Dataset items
Start

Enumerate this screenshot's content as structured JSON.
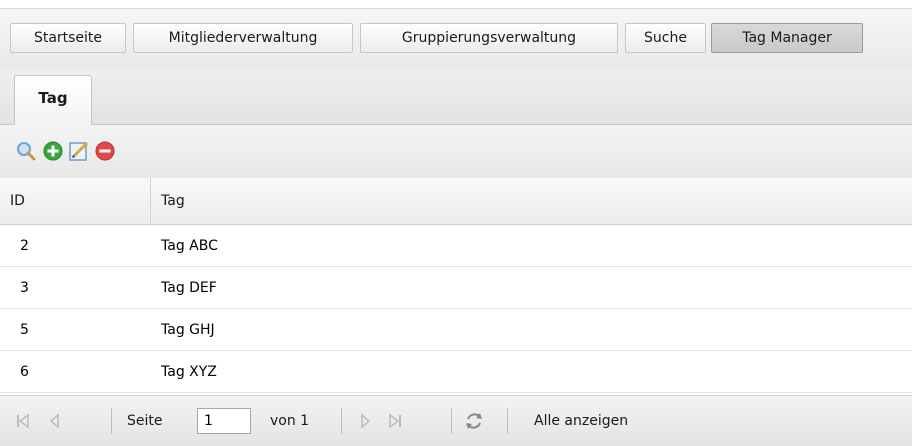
{
  "main_tabs": [
    {
      "label": "Startseite",
      "active": false
    },
    {
      "label": "Mitgliederverwaltung",
      "active": false
    },
    {
      "label": "Gruppierungsverwaltung",
      "active": false
    },
    {
      "label": "Suche",
      "active": false
    },
    {
      "label": "Tag Manager",
      "active": true
    }
  ],
  "sub_tab": {
    "label": "Tag"
  },
  "toolbar": {
    "icons": [
      "search-icon",
      "add-icon",
      "edit-icon",
      "delete-icon"
    ],
    "colors": {
      "add": "#3aa63a",
      "delete": "#e04848",
      "search": "#6fa3d8"
    }
  },
  "grid": {
    "columns": [
      "ID",
      "Tag"
    ],
    "rows": [
      {
        "id": "2",
        "tag": "Tag ABC"
      },
      {
        "id": "3",
        "tag": "Tag DEF"
      },
      {
        "id": "5",
        "tag": "Tag GHJ"
      },
      {
        "id": "6",
        "tag": "Tag XYZ"
      }
    ]
  },
  "pager": {
    "page_label": "Seite",
    "page_value": "1",
    "of_label": "von 1",
    "show_all": "Alle anzeigen"
  }
}
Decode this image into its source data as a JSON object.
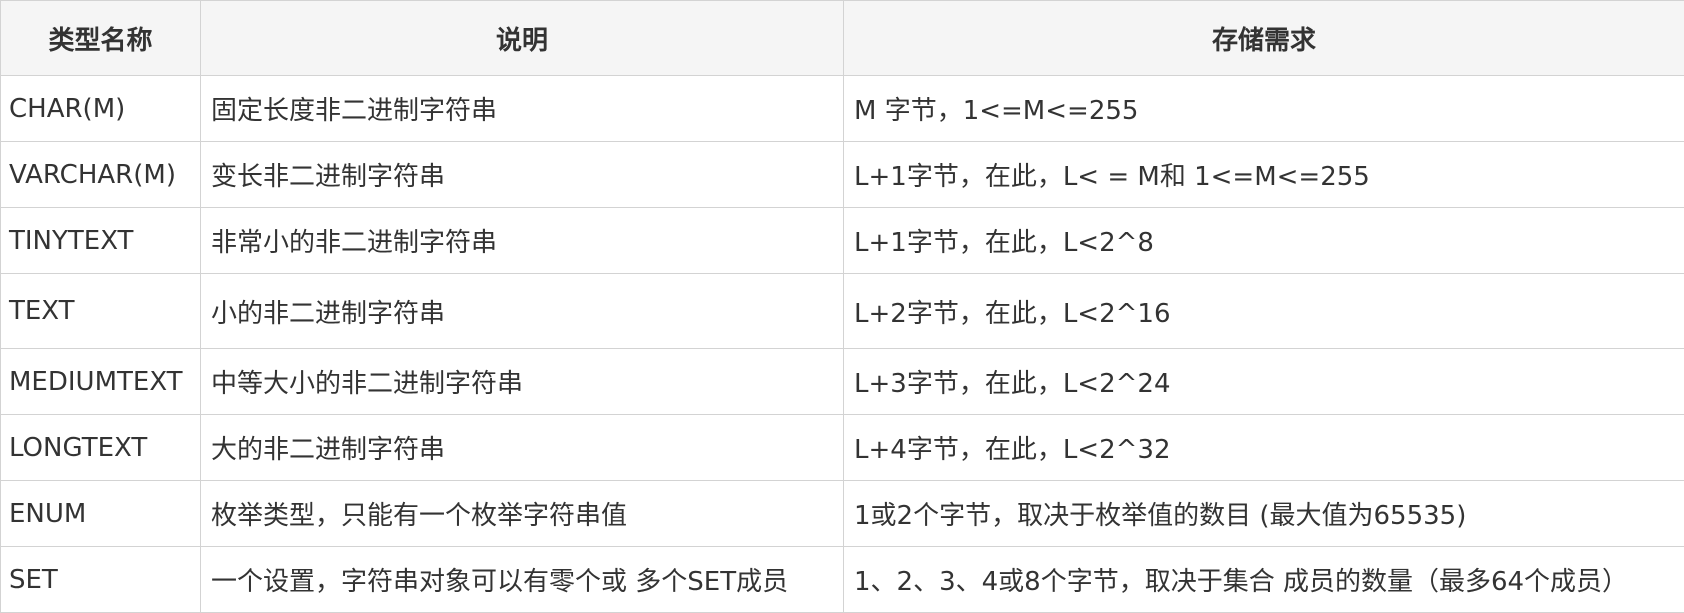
{
  "table": {
    "headers": [
      "类型名称",
      "说明",
      "存储需求"
    ],
    "rows": [
      [
        "CHAR(M)",
        "固定长度非二进制字符串",
        "M 字节，1<=M<=255"
      ],
      [
        "VARCHAR(M)",
        "变长非二进制字符串",
        "L+1字节，在此，L< = M和 1<=M<=255"
      ],
      [
        "TINYTEXT",
        "非常小的非二进制字符串",
        "L+1字节，在此，L<2^8"
      ],
      [
        "TEXT",
        "小的非二进制字符串",
        "L+2字节，在此，L<2^16"
      ],
      [
        "MEDIUMTEXT",
        "中等大小的非二进制字符串",
        "L+3字节，在此，L<2^24"
      ],
      [
        "LONGTEXT",
        "大的非二进制字符串",
        "L+4字节，在此，L<2^32"
      ],
      [
        "ENUM",
        "枚举类型，只能有一个枚举字符串值",
        "1或2个字节，取决于枚举值的数目 (最大值为65535)"
      ],
      [
        "SET",
        "一个设置，字符串对象可以有零个或 多个SET成员",
        "1、2、3、4或8个字节，取决于集合 成员的数量（最多64个成员）"
      ]
    ]
  }
}
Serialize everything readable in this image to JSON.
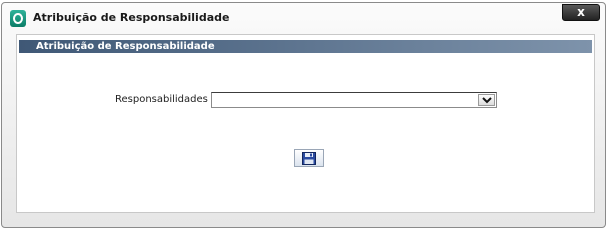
{
  "window": {
    "title": "Atribuição de Responsabilidade",
    "close_label": "x"
  },
  "section": {
    "header": "Atribuição de Responsabilidade"
  },
  "form": {
    "field_label": "Responsabilidades",
    "select_value": ""
  },
  "icons": {
    "app": "app-logo-icon",
    "dropdown": "chevron-down-icon",
    "save": "floppy-disk-icon"
  },
  "colors": {
    "section_header_start": "#3f5876",
    "section_header_end": "#7e93ab",
    "app_icon": "#149c83"
  }
}
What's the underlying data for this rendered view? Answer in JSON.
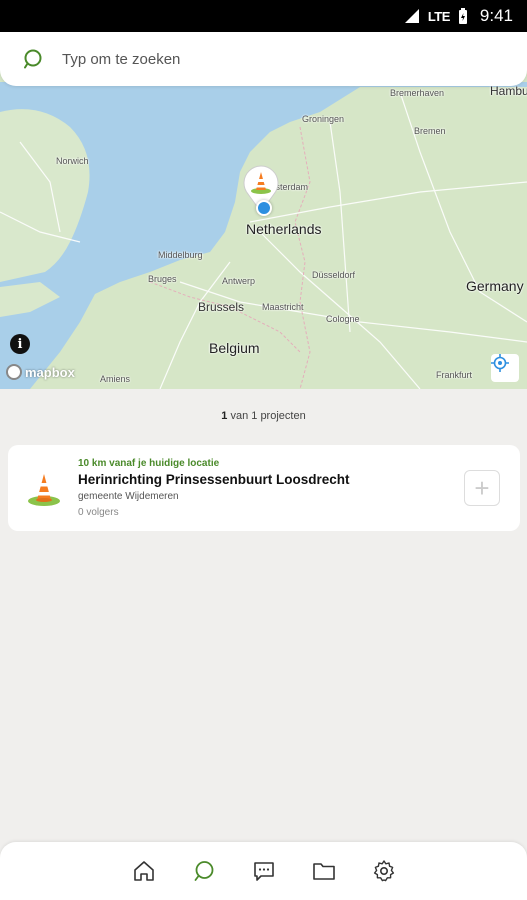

End

** TASK **
Copy the data word for word. Pictures do not go in the copy.

** RESPONSE TO THIS EXERCISE **
Enumerate this screenshot's content as structured JSON.
{
  "main_tabs": [
    {
      "label": "Startseite",
      "active": false
    },
    {
      "label": "Mitgliederverwaltung",
      "active": false
    },
    {
      "label": "Gruppierungsverwaltung",
      "active": false
    },
    {
      "label": "Suche",
      "active": false
    },
    {
      "label": "Tag Manager",
      "active": true
    }
  ],
  "sub_tab": {
    "label": "Tag"
  },
  "toolbar": {
    "icons": [
      "search-icon",
      "add-icon",
      "edit-icon",
      "delete-icon"
    ],
    "colors": {
      "add": "#3aa63a",
      "delete": "#e04848",
      "search": "#6fa3d8"
    }
  },
  "grid": {
    "columns": [
      "ID",
      "Tag"
    ],
    "rows": [
      {
        "id": "2",
        "tag": "Tag ABC"
      },
      {
        "id": "3",
        "tag": "Tag DEF"
      },
      {
        "id": "5",
        "tag": "Tag GHJ"
      },
      {
        "id": "6",
        "tag": "Tag XYZ"
      }
    ]
  },
  "pager": {
    "page_label": "Seite",
    "page_value": "1",
    "of_label": "von 1",
    "show_all": "Alle anzeigen"
  }
}
Decode this image into its source data as a JSON object.
{
  "table": {
    "headers": [
      "类型名称",
      "说明",
      "存储需求"
    ],
    "rows": [
      [
        "CHAR(M)",
        "固定长度非二进制字符串",
        "M 字节，1<=M<=255"
      ],
      [
        "VARCHAR(M)",
        "变长非二进制字符串",
        "L+1字节，在此，L< = M和 1<=M<=255"
      ],
      [
        "TINYTEXT",
        "非常小的非二进制字符串",
        "L+1字节，在此，L<2^8"
      ],
      [
        "TEXT",
        "小的非二进制字符串",
        "L+2字节，在此，L<2^16"
      ],
      [
        "MEDIUMTEXT",
        "中等大小的非二进制字符串",
        "L+3字节，在此，L<2^24"
      ],
      [
        "LONGTEXT",
        "大的非二进制字符串",
        "L+4字节，在此，L<2^32"
      ],
      [
        "ENUM",
        "枚举类型，只能有一个枚举字符串值",
        "1或2个字节，取决于枚举值的数目 (最大值为65535)"
      ],
      [
        "SET",
        "一个设置，字符串对象可以有零个或 多个SET成员",
        "1、2、3、4或8个字节，取决于集合 成员的数量（最多64个成员）"
      ]
    ]
  }
}
Serialize everything readable in this image to JSON.
{
  "window": {
    "title": "Atribuição de Responsabilidade",
    "close_label": "x"
  },
  "section": {
    "header": "Atribuição de Responsabilidade"
  },
  "form": {
    "field_label": "Responsabilidades",
    "select_value": ""
  },
  "icons": {
    "app": "app-logo-icon",
    "dropdown": "chevron-down-icon",
    "save": "floppy-disk-icon"
  },
  "colors": {
    "section_header_start": "#3f5876",
    "section_header_end": "#7e93ab",
    "app_icon": "#149c83"
  }
}
What's the underlying data for this rendered view? Answer in JSON.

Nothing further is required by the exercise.